[Records for this exercise]
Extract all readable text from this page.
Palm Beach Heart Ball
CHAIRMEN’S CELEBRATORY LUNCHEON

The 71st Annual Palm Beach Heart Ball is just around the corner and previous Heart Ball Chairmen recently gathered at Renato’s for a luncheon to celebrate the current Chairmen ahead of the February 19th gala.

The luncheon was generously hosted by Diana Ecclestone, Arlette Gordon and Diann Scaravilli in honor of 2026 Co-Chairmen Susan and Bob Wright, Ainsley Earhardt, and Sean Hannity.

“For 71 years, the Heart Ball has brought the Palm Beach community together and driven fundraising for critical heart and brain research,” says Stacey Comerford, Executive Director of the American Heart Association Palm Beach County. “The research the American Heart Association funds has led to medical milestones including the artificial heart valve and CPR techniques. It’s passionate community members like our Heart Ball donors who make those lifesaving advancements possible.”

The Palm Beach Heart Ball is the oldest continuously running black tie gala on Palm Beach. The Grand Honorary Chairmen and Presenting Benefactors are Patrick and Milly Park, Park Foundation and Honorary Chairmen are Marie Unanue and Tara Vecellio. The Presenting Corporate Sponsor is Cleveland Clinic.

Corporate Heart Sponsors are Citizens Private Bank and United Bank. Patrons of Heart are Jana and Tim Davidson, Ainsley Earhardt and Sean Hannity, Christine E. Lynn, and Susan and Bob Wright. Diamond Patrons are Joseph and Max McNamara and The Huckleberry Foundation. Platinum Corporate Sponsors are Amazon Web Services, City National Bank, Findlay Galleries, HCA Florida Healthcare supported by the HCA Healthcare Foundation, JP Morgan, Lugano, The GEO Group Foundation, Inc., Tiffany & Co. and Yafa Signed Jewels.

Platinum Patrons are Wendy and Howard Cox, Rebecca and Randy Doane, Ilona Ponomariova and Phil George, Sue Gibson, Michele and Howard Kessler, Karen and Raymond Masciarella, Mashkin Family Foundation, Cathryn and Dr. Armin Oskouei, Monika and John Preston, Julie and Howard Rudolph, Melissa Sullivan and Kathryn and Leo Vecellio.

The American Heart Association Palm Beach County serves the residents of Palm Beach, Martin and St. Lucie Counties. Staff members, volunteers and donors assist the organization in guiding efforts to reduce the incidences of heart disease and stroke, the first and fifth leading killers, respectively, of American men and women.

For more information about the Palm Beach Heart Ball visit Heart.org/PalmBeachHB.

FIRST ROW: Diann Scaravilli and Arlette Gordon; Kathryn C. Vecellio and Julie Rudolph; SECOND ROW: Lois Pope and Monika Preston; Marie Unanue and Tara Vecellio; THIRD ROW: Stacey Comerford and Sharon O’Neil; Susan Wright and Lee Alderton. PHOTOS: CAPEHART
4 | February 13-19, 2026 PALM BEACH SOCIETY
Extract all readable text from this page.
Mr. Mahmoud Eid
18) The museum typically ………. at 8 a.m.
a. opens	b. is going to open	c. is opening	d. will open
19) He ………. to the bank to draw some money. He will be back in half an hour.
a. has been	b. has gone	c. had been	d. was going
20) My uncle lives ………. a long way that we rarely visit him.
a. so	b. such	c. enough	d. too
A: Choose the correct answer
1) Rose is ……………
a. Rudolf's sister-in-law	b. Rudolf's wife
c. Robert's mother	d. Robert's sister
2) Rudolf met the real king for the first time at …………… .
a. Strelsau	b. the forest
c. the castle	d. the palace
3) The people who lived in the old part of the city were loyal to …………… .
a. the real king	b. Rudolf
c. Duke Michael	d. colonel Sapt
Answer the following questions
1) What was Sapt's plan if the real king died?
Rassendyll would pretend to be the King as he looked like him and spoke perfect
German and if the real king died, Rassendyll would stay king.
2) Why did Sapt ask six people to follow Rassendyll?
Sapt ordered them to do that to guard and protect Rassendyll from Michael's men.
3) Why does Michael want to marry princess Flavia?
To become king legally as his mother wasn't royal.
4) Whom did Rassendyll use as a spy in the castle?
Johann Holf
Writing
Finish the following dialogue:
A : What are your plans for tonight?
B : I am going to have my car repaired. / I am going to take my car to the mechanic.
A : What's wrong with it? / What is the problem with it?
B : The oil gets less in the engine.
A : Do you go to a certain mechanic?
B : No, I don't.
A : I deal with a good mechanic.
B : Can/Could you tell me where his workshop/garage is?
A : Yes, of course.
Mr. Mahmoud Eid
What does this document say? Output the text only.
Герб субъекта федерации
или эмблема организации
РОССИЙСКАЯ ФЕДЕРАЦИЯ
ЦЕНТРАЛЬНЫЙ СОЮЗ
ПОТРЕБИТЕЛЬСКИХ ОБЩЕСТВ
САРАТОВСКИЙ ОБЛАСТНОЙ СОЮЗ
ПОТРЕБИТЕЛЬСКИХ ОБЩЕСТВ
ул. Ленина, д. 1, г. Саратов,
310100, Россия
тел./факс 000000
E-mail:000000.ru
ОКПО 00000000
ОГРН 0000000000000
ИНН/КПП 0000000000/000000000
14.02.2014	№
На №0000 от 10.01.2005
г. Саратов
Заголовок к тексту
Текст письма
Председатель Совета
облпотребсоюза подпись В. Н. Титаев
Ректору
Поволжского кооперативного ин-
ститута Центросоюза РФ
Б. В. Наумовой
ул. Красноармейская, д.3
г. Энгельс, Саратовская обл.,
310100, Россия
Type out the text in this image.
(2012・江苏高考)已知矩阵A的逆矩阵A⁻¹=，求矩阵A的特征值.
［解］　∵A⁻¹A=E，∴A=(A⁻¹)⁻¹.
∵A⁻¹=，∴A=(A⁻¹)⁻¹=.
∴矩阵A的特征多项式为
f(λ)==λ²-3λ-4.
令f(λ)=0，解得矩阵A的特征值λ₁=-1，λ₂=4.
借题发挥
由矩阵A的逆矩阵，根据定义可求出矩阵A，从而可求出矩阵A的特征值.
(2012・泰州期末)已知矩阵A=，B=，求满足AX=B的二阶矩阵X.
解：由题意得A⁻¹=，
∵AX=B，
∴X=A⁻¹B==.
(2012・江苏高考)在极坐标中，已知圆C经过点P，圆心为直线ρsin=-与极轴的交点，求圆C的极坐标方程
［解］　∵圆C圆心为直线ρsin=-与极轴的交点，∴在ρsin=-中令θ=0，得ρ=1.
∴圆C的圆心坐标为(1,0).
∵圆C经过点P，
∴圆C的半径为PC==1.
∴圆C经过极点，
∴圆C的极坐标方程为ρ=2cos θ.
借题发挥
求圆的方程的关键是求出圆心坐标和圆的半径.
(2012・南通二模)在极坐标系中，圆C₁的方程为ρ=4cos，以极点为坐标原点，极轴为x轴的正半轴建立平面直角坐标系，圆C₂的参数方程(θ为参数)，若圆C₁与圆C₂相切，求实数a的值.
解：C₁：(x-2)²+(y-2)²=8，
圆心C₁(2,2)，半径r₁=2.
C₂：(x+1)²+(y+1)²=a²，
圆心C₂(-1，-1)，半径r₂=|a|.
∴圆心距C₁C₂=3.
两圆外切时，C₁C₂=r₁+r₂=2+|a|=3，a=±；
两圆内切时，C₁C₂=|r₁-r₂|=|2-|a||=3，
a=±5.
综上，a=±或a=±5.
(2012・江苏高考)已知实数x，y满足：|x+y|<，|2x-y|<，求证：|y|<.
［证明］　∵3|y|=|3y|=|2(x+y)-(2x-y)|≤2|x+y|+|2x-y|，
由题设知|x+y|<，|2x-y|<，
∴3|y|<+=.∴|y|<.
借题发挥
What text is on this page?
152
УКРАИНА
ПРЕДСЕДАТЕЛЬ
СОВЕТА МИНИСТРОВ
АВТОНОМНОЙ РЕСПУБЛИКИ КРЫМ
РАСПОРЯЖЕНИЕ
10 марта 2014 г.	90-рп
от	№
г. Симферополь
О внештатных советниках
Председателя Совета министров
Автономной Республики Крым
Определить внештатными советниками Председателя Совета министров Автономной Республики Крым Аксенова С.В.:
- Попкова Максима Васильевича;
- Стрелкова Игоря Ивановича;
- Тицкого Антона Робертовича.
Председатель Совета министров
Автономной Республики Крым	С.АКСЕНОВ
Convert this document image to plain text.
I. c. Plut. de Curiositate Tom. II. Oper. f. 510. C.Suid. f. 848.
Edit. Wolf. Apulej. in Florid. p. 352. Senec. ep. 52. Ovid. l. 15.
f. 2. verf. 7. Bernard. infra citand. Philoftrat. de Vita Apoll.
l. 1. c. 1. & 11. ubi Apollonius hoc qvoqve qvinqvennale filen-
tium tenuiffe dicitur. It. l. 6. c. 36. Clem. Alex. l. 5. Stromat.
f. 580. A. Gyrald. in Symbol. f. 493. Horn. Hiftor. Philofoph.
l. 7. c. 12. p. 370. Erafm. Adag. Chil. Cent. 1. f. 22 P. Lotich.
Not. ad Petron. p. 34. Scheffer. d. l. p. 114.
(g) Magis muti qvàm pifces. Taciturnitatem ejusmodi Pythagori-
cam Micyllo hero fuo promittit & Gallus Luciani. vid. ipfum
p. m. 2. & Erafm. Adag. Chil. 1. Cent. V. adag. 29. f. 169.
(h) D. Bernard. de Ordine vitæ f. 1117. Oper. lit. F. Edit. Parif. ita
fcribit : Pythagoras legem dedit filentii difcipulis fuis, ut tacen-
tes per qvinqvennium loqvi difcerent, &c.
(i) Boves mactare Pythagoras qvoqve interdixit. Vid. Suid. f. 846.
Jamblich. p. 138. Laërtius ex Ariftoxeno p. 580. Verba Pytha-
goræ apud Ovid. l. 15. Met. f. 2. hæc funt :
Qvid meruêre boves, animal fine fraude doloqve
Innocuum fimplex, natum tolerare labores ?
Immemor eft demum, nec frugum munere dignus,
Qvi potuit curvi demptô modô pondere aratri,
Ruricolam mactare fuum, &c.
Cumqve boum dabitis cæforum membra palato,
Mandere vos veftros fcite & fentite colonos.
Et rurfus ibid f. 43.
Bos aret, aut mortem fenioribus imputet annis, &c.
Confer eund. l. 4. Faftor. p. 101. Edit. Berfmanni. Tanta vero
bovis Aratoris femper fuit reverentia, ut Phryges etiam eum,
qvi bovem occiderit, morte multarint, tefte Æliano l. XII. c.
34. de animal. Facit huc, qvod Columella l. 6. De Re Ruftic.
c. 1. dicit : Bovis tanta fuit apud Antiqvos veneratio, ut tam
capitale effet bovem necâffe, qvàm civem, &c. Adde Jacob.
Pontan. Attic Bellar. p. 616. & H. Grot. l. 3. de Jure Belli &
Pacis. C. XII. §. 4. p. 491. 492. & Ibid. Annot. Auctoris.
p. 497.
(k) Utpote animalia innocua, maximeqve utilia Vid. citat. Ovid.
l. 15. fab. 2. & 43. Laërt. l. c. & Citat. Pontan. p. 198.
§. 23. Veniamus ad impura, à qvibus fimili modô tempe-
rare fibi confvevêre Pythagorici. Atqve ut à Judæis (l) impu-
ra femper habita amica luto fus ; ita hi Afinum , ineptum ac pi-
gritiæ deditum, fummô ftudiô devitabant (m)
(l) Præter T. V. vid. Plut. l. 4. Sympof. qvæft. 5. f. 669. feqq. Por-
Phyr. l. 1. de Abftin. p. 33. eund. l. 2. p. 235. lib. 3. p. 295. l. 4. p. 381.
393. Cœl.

[What is asked]
Check each line in the records for the word "following" and say how many have it, with nothing else.

[Task answer]
2